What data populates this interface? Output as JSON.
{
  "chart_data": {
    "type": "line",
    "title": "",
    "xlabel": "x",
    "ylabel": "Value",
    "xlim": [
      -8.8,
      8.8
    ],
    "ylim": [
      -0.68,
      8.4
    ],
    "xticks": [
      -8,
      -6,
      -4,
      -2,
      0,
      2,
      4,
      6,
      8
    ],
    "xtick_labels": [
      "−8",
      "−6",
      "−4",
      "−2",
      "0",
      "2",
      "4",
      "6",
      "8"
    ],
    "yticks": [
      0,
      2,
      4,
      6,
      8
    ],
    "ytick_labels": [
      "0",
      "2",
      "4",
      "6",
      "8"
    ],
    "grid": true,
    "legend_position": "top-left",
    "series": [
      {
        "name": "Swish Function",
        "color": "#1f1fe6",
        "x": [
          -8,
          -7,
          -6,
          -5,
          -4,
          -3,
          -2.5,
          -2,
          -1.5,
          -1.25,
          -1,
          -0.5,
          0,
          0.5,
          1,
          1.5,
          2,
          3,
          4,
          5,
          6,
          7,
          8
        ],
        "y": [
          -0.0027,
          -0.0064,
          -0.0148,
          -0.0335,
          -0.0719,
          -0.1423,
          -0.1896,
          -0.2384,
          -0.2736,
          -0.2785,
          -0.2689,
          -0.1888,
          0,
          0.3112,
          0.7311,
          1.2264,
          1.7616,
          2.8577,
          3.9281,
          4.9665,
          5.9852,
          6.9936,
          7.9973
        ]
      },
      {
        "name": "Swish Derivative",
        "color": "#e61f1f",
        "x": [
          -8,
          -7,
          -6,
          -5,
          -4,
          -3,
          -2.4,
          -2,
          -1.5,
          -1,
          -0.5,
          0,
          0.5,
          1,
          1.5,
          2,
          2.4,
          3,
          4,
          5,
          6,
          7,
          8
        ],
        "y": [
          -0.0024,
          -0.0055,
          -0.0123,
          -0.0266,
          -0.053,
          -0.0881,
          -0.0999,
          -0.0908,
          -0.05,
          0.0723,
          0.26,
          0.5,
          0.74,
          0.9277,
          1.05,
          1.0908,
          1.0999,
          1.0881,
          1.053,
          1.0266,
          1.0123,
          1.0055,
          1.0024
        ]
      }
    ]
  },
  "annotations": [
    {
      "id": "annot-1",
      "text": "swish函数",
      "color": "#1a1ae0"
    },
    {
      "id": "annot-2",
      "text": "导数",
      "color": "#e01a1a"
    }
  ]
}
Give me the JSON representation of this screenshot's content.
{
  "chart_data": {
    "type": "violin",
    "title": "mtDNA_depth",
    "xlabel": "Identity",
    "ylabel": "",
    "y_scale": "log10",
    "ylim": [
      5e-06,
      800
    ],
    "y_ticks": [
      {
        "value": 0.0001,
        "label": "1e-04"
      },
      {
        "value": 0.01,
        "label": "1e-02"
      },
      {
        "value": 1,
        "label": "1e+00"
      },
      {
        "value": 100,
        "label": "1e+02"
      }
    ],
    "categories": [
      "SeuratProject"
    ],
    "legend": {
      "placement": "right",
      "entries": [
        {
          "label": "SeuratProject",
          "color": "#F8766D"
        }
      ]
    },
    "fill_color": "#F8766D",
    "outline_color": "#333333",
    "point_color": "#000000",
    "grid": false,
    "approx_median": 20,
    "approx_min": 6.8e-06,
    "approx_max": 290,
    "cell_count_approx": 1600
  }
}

================================

Pull every line containing "SeuratProject" out of the records.

Result for this task
      "SeuratProject"
          "label": "SeuratProject",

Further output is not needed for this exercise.